• [Instructions to follow] Search the listing for the string "hudson" and copy every line that contains it.

▬▬▬▬▬▬

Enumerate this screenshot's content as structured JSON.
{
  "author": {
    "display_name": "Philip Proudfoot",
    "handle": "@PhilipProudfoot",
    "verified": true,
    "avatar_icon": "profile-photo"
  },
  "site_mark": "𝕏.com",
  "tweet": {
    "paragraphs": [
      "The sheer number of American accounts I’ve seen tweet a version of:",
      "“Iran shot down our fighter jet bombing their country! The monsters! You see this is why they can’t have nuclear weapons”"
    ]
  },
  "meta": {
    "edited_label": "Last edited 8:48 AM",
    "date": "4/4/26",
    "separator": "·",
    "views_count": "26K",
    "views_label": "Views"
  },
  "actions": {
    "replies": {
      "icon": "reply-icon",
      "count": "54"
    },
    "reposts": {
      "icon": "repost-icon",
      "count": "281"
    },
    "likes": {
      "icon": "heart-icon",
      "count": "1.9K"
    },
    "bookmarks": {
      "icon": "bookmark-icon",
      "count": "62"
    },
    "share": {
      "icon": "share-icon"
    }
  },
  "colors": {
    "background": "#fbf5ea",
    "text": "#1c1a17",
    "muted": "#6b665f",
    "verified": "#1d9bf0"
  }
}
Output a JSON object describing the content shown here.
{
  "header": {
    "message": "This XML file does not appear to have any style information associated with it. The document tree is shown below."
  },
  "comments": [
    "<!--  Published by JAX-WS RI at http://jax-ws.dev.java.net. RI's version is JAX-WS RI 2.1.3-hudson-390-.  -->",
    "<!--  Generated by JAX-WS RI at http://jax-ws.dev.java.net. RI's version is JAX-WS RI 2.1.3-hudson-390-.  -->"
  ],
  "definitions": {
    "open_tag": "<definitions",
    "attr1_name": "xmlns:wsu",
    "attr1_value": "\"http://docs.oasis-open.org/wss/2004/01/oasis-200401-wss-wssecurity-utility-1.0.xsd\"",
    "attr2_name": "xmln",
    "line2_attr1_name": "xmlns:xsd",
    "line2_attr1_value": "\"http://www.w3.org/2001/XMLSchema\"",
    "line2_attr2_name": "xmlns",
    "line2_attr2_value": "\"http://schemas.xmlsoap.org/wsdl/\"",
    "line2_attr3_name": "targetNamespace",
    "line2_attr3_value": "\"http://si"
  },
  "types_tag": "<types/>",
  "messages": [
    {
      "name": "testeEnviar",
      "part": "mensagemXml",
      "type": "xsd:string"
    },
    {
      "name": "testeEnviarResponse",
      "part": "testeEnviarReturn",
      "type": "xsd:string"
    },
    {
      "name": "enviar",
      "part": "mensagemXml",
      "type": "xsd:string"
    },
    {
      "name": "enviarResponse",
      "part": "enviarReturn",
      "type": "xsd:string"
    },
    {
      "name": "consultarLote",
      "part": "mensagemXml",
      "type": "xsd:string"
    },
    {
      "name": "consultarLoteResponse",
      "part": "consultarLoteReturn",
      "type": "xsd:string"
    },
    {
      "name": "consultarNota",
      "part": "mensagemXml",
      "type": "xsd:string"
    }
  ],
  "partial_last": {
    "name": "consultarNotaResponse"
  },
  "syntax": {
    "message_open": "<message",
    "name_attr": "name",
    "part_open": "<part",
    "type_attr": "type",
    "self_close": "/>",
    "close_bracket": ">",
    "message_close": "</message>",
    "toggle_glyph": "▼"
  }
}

▬▬▬▬▬▬

• [Exercise solution]
    "<!--  Published by JAX-WS RI at http://jax-ws.dev.java.net. RI's version is JAX-WS RI 2.1.3-hudson-390-.  -->",
    "<!--  Generated by JAX-WS RI at http://jax-ws.dev.java.net. RI's version is JAX-WS RI 2.1.3-hudson-390-.  -->"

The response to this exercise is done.